>> begin Provided entries

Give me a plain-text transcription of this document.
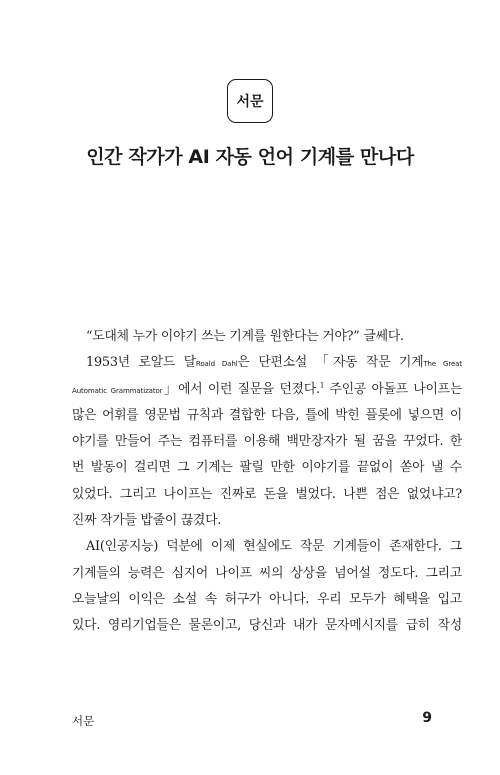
서문
인간 작가가 AI 자동 언어 기계를 만나다
“도대체 누가 이야기 쓰는 기계를 원한다는 거야?” 글쎄다.
1953년 로알드 달Roald Dahl은 단편소설 「자동 작문 기계The Great
Automatic Grammatizator」에서 이런 질문을 던졌다.$^1$ 주인공 아돌프 나이프는
많은 어휘를 영문법 규칙과 결합한 다음, 틀에 박힌 플롯에 넣으면 이
야기를 만들어 주는 컴퓨터를 이용해 백만장자가 될 꿈을 꾸었다. 한
번 발동이 걸리면 그 기계는 팔릴 만한 이야기를 끝없이 쏟아 낼 수
있었다. 그리고 나이프는 진짜로 돈을 벌었다. 나쁜 점은 없었냐고?
진짜 작가들 밥줄이 끊겼다.
AI(인공지능) 덕분에 이제 현실에도 작문 기계들이 존재한다. 그
기계들의 능력은 심지어 나이프 씨의 상상을 넘어설 정도다. 그리고
오늘날의 이익은 소설 속 허구가 아니다. 우리 모두가 혜택을 입고
있다. 영리기업들은 물론이고, 당신과 내가 문자메시지를 급히 작성
서문	9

>> end Provided entries

_Aim_
Return each line where "나이프는" shows up.

_Task response_
Automatic Grammatizator」에서 이런 질문을 던졌다.$^1$ 주인공 아돌프 나이프는
있었다. 그리고 나이프는 진짜로 돈을 벌었다. 나쁜 점은 없었냐고?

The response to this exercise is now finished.